Challenge
Copy out every row below word for word, leaving out the pictures.

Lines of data
....................
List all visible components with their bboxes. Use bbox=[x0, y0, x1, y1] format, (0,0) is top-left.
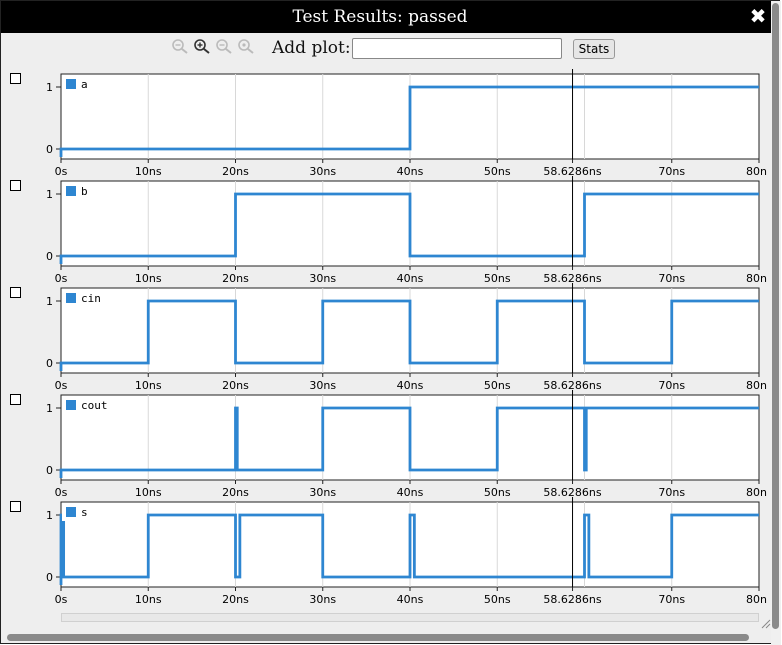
x-tick-label: 80n bbox=[746, 165, 767, 178]
legend-label-s: s bbox=[81, 506, 88, 519]
x-tick-label: 50ns bbox=[484, 272, 511, 285]
y-tick-label: 0 bbox=[46, 357, 53, 370]
legend-swatch bbox=[66, 293, 76, 303]
y-tick-label: 0 bbox=[46, 464, 53, 477]
x-tick-label: 10ns bbox=[135, 165, 162, 178]
legend-label-b: b bbox=[81, 185, 88, 198]
y-tick-label: 0 bbox=[46, 143, 53, 156]
horizontal-scrollbar[interactable] bbox=[61, 613, 759, 622]
x-tick-label: 70ns bbox=[658, 486, 685, 499]
x-tick-label: 20ns bbox=[222, 165, 249, 178]
vertical-scrollbar-thumb[interactable] bbox=[772, 3, 779, 629]
legend-swatch bbox=[66, 79, 76, 89]
x-tick-label: 40ns bbox=[397, 593, 424, 606]
x-tick-label: 10ns bbox=[135, 272, 162, 285]
x-tick-label: 58.6286ns bbox=[543, 593, 601, 606]
x-tick-label: 50ns bbox=[484, 486, 511, 499]
y-tick-label: 1 bbox=[46, 188, 53, 201]
resize-grip-icon[interactable] bbox=[761, 619, 771, 629]
y-tick-label: 1 bbox=[46, 295, 53, 308]
legend-swatch bbox=[66, 186, 76, 196]
y-tick-label: 0 bbox=[46, 571, 53, 584]
x-tick-label: 10ns bbox=[135, 379, 162, 392]
x-tick-label: 70ns bbox=[658, 593, 685, 606]
x-tick-label: 40ns bbox=[397, 272, 424, 285]
x-tick-label: 30ns bbox=[309, 272, 336, 285]
x-tick-label: 30ns bbox=[309, 593, 336, 606]
x-tick-label: 0s bbox=[55, 593, 68, 606]
y-tick-label: 1 bbox=[46, 509, 53, 522]
x-tick-label: 80n bbox=[746, 272, 767, 285]
y-tick-label: 1 bbox=[46, 402, 53, 415]
x-tick-label: 0s bbox=[55, 272, 68, 285]
x-tick-label: 70ns bbox=[658, 379, 685, 392]
x-tick-label: 20ns bbox=[222, 272, 249, 285]
window-horizontal-scrollbar-thumb[interactable] bbox=[7, 634, 749, 641]
x-tick-label: 40ns bbox=[397, 165, 424, 178]
x-tick-label: 70ns bbox=[658, 165, 685, 178]
x-tick-label: 50ns bbox=[484, 165, 511, 178]
x-tick-label: 80n bbox=[746, 379, 767, 392]
y-tick-label: 0 bbox=[46, 250, 53, 263]
test-results-window: Test Results: passed ✖ Add plot: Stats 0… bbox=[0, 0, 781, 645]
x-tick-label: 20ns bbox=[222, 379, 249, 392]
x-tick-label: 40ns bbox=[397, 486, 424, 499]
legend-swatch bbox=[66, 507, 76, 517]
x-tick-label: 50ns bbox=[484, 593, 511, 606]
x-tick-label: 30ns bbox=[309, 486, 336, 499]
x-tick-label: 10ns bbox=[135, 486, 162, 499]
legend-label-a: a bbox=[81, 78, 88, 91]
x-tick-label: 0s bbox=[55, 379, 68, 392]
legend-label-cout: cout bbox=[81, 399, 108, 412]
waveform-plots[interactable]: 010s 10ns 20ns 30ns 40ns 50ns 58.6286ns 70ns 80n… bbox=[1, 1, 771, 631]
x-tick-label: 10ns bbox=[135, 593, 162, 606]
x-tick-label: 30ns bbox=[309, 379, 336, 392]
x-tick-label: 20ns bbox=[222, 593, 249, 606]
x-tick-label: 30ns bbox=[309, 165, 336, 178]
legend-swatch bbox=[66, 400, 76, 410]
x-tick-label: 80n bbox=[746, 486, 767, 499]
x-tick-label: 0s bbox=[55, 165, 68, 178]
legend-label-cin: cin bbox=[81, 292, 101, 305]
x-tick-label: 70ns bbox=[658, 272, 685, 285]
x-tick-label: 50ns bbox=[484, 379, 511, 392]
x-tick-label: 20ns bbox=[222, 486, 249, 499]
x-tick-label: 0s bbox=[55, 486, 68, 499]
y-tick-label: 1 bbox=[46, 81, 53, 94]
x-tick-label: 80n bbox=[746, 593, 767, 606]
x-tick-label: 40ns bbox=[397, 379, 424, 392]
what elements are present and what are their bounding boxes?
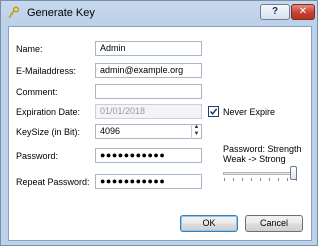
keysize-spinbox[interactable]: 4096 (95, 124, 202, 139)
help-button[interactable]: ? (260, 4, 290, 20)
chevron-up-icon[interactable]: ▲ (192, 124, 201, 130)
generate-key-dialog: Generate Key ? ✕ Name: Admin E-Mailaddre… (0, 0, 318, 246)
password-strength-slider (223, 163, 299, 187)
repeat-password-input[interactable]: ●●●●●●●●●●● (95, 174, 202, 189)
never-expire-label: Never Expire (223, 107, 276, 117)
checkmark-icon (209, 108, 218, 115)
slider-thumb (290, 166, 297, 180)
chevron-down-icon[interactable]: ▼ (192, 131, 201, 137)
cancel-button[interactable]: Cancel (245, 215, 303, 232)
key-icon (8, 6, 19, 19)
keysize-spinner[interactable]: ▲ ▼ (191, 124, 201, 139)
repeat-password-label: Repeat Password: (16, 177, 90, 187)
dialog-body: Name: Admin E-Mailaddress: admin@example… (8, 26, 312, 241)
slider-tick (260, 178, 261, 181)
comment-label: Comment: (16, 87, 58, 97)
window-title: Generate Key (27, 7, 95, 19)
strength-label: Password: Strength (223, 144, 302, 154)
slider-tick (224, 178, 225, 181)
slider-tick (251, 178, 252, 181)
never-expire-checkbox[interactable] (208, 106, 219, 117)
keysize-value: 4096 (100, 126, 121, 136)
close-button[interactable]: ✕ (291, 4, 315, 20)
password-label: Password: (16, 151, 59, 161)
slider-tick (233, 178, 234, 181)
slider-tick (287, 178, 288, 181)
email-input[interactable]: admin@example.org (95, 63, 202, 78)
email-label: E-Mailaddress: (16, 66, 77, 76)
name-label: Name: (16, 44, 43, 54)
slider-tick (278, 178, 279, 181)
comment-input[interactable] (95, 84, 202, 99)
slider-track (223, 172, 297, 175)
title-bar[interactable]: Generate Key ? ✕ (1, 1, 317, 25)
ok-button[interactable]: OK (180, 215, 238, 232)
keysize-label: KeySize (in Bit): (16, 127, 81, 137)
slider-tick (242, 178, 243, 181)
password-input[interactable]: ●●●●●●●●●●● (95, 148, 202, 163)
slider-tick (269, 178, 270, 181)
name-input[interactable]: Admin (95, 41, 202, 56)
expiration-date-input[interactable]: 01/01/2018 (95, 104, 202, 119)
expiration-label: Expiration Date: (16, 107, 81, 117)
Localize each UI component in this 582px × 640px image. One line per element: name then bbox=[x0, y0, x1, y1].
....................
Final answer
List all visible components with their bboxes. Use bbox=[x0, y0, x1, y1] format, (0,0) is top-left.
x-tick-label: 80n bbox=[746, 165, 767, 178]
legend-label-s: s bbox=[81, 506, 88, 519]
x-tick-label: 50ns bbox=[484, 272, 511, 285]
y-tick-label: 0 bbox=[46, 357, 53, 370]
legend-swatch bbox=[66, 293, 76, 303]
y-tick-label: 0 bbox=[46, 464, 53, 477]
x-tick-label: 10ns bbox=[135, 165, 162, 178]
legend-label-b: b bbox=[81, 185, 88, 198]
y-tick-label: 0 bbox=[46, 143, 53, 156]
horizontal-scrollbar[interactable] bbox=[61, 613, 759, 622]
x-tick-label: 70ns bbox=[658, 486, 685, 499]
x-tick-label: 20ns bbox=[222, 165, 249, 178]
vertical-scrollbar-thumb[interactable] bbox=[772, 3, 779, 629]
legend-swatch bbox=[66, 79, 76, 89]
x-tick-label: 40ns bbox=[397, 593, 424, 606]
x-tick-label: 10ns bbox=[135, 272, 162, 285]
x-tick-label: 58.6286ns bbox=[543, 593, 601, 606]
x-tick-label: 50ns bbox=[484, 486, 511, 499]
y-tick-label: 1 bbox=[46, 188, 53, 201]
resize-grip-icon[interactable] bbox=[761, 619, 771, 629]
y-tick-label: 1 bbox=[46, 295, 53, 308]
legend-swatch bbox=[66, 186, 76, 196]
y-tick-label: 0 bbox=[46, 571, 53, 584]
x-tick-label: 10ns bbox=[135, 379, 162, 392]
x-tick-label: 70ns bbox=[658, 593, 685, 606]
x-tick-label: 40ns bbox=[397, 272, 424, 285]
x-tick-label: 30ns bbox=[309, 272, 336, 285]
x-tick-label: 30ns bbox=[309, 593, 336, 606]
x-tick-label: 0s bbox=[55, 593, 68, 606]
y-tick-label: 1 bbox=[46, 509, 53, 522]
x-tick-label: 80n bbox=[746, 272, 767, 285]
y-tick-label: 1 bbox=[46, 402, 53, 415]
x-tick-label: 0s bbox=[55, 272, 68, 285]
x-tick-label: 70ns bbox=[658, 379, 685, 392]
x-tick-label: 20ns bbox=[222, 272, 249, 285]
window-horizontal-scrollbar-thumb[interactable] bbox=[7, 634, 749, 641]
x-tick-label: 40ns bbox=[397, 165, 424, 178]
x-tick-label: 70ns bbox=[658, 165, 685, 178]
x-tick-label: 50ns bbox=[484, 165, 511, 178]
x-tick-label: 80n bbox=[746, 379, 767, 392]
y-tick-label: 0 bbox=[46, 250, 53, 263]
test-results-window: Test Results: passed ✖ Add plot: Stats 0… bbox=[0, 0, 781, 645]
x-tick-label: 20ns bbox=[222, 379, 249, 392]
x-tick-label: 40ns bbox=[397, 486, 424, 499]
legend-swatch bbox=[66, 507, 76, 517]
x-tick-label: 50ns bbox=[484, 593, 511, 606]
x-tick-label: 30ns bbox=[309, 486, 336, 499]
x-tick-label: 10ns bbox=[135, 486, 162, 499]
legend-label-a: a bbox=[81, 78, 88, 91]
x-tick-label: 0s bbox=[55, 379, 68, 392]
legend-label-cout: cout bbox=[81, 399, 108, 412]
waveform-plots[interactable]: 010s 10ns 20ns 30ns 40ns 50ns 58.6286ns 70ns 80n… bbox=[1, 1, 771, 631]
x-tick-label: 10ns bbox=[135, 593, 162, 606]
x-tick-label: 30ns bbox=[309, 379, 336, 392]
x-tick-label: 20ns bbox=[222, 593, 249, 606]
x-tick-label: 30ns bbox=[309, 165, 336, 178]
legend-swatch bbox=[66, 400, 76, 410]
x-tick-label: 80n bbox=[746, 486, 767, 499]
x-tick-label: 0s bbox=[55, 165, 68, 178]
legend-label-cin: cin bbox=[81, 292, 101, 305]
x-tick-label: 70ns bbox=[658, 272, 685, 285]
x-tick-label: 50ns bbox=[484, 379, 511, 392]
x-tick-label: 20ns bbox=[222, 486, 249, 499]
x-tick-label: 0s bbox=[55, 486, 68, 499]
y-tick-label: 1 bbox=[46, 81, 53, 94]
x-tick-label: 80n bbox=[746, 593, 767, 606]
x-tick-label: 40ns bbox=[397, 379, 424, 392]
what elements are present and what are their bounding boxes?
keysize-spinbox[interactable]: 4096 (95, 124, 202, 139)
help-button[interactable]: ? (260, 4, 290, 20)
chevron-up-icon[interactable]: ▲ (192, 124, 201, 130)
generate-key-dialog: Generate Key ? ✕ Name: Admin E-Mailaddre… (0, 0, 318, 246)
password-strength-slider (223, 163, 299, 187)
repeat-password-input[interactable]: ●●●●●●●●●●● (95, 174, 202, 189)
never-expire-label: Never Expire (223, 107, 276, 117)
checkmark-icon (209, 108, 218, 115)
slider-thumb (290, 166, 297, 180)
chevron-down-icon[interactable]: ▼ (192, 131, 201, 137)
cancel-button[interactable]: Cancel (245, 215, 303, 232)
key-icon (8, 6, 19, 19)
keysize-spinner[interactable]: ▲ ▼ (191, 124, 201, 139)
repeat-password-label: Repeat Password: (16, 177, 90, 187)
dialog-body: Name: Admin E-Mailaddress: admin@example… (8, 26, 312, 241)
slider-tick (260, 178, 261, 181)
comment-label: Comment: (16, 87, 58, 97)
window-title: Generate Key (27, 7, 95, 19)
strength-label: Password: Strength (223, 144, 302, 154)
slider-tick (224, 178, 225, 181)
slider-tick (251, 178, 252, 181)
never-expire-checkbox[interactable] (208, 106, 219, 117)
keysize-value: 4096 (100, 126, 121, 136)
close-button[interactable]: ✕ (291, 4, 315, 20)
password-label: Password: (16, 151, 59, 161)
slider-tick (233, 178, 234, 181)
slider-tick (287, 178, 288, 181)
email-input[interactable]: admin@example.org (95, 63, 202, 78)
email-label: E-Mailaddress: (16, 66, 77, 76)
name-label: Name: (16, 44, 43, 54)
slider-tick (278, 178, 279, 181)
comment-input[interactable] (95, 84, 202, 99)
slider-track (223, 172, 297, 175)
title-bar[interactable]: Generate Key ? ✕ (1, 1, 317, 25)
ok-button[interactable]: OK (180, 215, 238, 232)
keysize-label: KeySize (in Bit): (16, 127, 81, 137)
slider-tick (242, 178, 243, 181)
password-input[interactable]: ●●●●●●●●●●● (95, 148, 202, 163)
slider-tick (269, 178, 270, 181)
name-input[interactable]: Admin (95, 41, 202, 56)
expiration-date-input[interactable]: 01/01/2018 (95, 104, 202, 119)
expiration-label: Expiration Date: (16, 107, 81, 117)
Localize each UI component in this 582px × 640px image. One line per element: name then bbox=[x0, y0, x1, y1].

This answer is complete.